# Goal
For each line that holds "kytkennän", copy the line out.

# Start of Information provided

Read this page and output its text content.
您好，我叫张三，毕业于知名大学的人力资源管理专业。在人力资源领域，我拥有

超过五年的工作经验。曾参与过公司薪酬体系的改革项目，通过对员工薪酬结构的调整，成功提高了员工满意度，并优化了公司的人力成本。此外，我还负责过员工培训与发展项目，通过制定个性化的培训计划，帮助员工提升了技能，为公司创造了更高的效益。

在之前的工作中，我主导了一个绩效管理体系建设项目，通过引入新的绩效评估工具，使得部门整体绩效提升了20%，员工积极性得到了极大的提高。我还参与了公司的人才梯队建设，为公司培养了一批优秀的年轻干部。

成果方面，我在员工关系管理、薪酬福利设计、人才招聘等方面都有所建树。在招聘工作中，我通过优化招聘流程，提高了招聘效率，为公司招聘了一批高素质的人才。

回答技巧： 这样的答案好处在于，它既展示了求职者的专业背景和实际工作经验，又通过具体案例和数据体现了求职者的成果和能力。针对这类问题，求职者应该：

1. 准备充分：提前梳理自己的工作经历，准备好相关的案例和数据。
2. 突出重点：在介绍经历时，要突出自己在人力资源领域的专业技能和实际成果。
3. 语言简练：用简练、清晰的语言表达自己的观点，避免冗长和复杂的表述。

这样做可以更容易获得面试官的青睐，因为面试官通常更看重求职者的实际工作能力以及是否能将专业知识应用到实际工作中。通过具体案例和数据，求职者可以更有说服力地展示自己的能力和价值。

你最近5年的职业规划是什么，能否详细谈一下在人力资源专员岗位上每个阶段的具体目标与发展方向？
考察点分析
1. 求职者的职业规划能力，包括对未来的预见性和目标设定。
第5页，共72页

# End of Information provided
# Start of Information provided

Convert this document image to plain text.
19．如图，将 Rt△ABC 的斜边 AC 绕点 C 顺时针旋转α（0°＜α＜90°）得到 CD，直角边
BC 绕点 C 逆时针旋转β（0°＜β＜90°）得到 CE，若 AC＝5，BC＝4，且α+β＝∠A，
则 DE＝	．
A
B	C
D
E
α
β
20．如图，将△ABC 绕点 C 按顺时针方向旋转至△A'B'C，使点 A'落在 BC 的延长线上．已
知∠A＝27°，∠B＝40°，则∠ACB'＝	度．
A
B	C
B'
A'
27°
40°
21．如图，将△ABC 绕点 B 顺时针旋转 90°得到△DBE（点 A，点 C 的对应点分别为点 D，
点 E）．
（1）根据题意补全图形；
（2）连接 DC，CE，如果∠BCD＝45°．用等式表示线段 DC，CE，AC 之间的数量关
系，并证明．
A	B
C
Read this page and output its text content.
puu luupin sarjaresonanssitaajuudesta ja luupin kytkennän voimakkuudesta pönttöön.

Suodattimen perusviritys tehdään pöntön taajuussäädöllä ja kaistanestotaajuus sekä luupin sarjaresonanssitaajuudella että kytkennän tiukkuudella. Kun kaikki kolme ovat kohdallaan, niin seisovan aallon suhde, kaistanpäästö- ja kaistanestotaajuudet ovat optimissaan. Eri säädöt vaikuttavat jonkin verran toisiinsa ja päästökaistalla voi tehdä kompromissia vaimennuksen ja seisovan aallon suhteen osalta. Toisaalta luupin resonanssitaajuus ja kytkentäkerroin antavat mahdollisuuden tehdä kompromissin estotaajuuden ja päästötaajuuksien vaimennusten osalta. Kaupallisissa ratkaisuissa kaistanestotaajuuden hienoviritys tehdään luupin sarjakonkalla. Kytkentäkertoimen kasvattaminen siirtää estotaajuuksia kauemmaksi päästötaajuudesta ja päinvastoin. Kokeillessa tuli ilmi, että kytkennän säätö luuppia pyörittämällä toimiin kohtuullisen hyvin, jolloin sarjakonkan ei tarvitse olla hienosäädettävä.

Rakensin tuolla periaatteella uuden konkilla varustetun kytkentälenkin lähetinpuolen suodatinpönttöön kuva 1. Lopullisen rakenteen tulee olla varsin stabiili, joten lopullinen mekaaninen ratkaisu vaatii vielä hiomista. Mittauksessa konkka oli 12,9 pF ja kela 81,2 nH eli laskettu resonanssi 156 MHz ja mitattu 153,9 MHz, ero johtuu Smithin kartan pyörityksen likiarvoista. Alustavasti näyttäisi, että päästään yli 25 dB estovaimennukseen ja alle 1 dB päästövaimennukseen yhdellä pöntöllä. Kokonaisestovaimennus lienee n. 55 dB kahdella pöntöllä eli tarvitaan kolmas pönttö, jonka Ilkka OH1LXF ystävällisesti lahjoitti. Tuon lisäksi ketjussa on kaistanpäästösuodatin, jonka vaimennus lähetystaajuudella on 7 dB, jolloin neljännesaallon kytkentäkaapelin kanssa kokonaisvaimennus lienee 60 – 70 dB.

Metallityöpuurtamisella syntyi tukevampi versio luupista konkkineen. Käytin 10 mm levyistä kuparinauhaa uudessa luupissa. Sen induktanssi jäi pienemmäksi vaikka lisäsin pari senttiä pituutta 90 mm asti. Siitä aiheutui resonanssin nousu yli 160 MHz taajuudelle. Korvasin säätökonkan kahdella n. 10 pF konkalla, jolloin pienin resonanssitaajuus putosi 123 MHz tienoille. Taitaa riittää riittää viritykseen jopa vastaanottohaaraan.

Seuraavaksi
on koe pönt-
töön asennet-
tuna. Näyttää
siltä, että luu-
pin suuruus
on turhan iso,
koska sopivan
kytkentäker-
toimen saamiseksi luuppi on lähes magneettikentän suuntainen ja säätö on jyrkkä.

# End of Information provided
# Start of Information provided

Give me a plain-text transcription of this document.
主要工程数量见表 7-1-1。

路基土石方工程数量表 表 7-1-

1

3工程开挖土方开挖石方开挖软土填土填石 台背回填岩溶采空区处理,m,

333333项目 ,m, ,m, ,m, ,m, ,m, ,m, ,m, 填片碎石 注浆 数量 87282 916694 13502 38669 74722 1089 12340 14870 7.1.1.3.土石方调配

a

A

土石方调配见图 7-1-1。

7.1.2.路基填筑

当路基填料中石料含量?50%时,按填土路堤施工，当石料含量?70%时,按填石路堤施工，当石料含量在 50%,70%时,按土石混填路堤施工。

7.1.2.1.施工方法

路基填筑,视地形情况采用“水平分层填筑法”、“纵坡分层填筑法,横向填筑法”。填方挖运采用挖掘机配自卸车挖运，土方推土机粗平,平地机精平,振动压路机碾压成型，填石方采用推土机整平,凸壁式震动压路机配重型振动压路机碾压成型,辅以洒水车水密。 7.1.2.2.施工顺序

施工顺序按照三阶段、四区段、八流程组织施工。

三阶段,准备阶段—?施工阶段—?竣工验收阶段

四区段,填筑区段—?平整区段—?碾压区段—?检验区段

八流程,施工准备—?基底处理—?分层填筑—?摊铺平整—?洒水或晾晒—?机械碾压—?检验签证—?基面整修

# End of Information provided

# Solution for this problem
puu luupin sarjaresonanssitaajuudesta ja luupin kytkennän voimakkuudesta pönttöön.
Suodattimen perusviritys tehdään pöntön taajuussäädöllä ja kaistanestotaajuus sekä luupin sarjaresonanssitaajuudella että kytkennän tiukkuudella. Kun kaikki kolme ovat kohdallaan, niin seisovan aallon suhde, kaistanpäästö- ja kaistanestotaajuudet ovat optimissaan. Eri säädöt vaikuttavat jonkin verran toisiinsa ja päästökaistalla voi tehdä kompromissia vaimennuksen ja seisovan aallon suhteen osalta. Toisaalta luupin resonanssitaajuus ja kytkentäkerroin antavat mahdollisuuden tehdä kompromissin estotaajuuden ja päästötaajuuksien vaimennusten osalta. Kaupallisissa ratkaisuissa kaistanestotaajuuden hienoviritys tehdään luupin sarjakonkalla. Kytkentäkertoimen kasvattaminen siirtää estotaajuuksia kauemmaksi päästötaajuudesta ja päinvastoin. Kokeillessa tuli ilmi, että kytkennän säätö luuppia pyörittämällä toimiin kohtuullisen hyvin, jolloin sarjakonkan ei tarvitse olla hienosäädettävä.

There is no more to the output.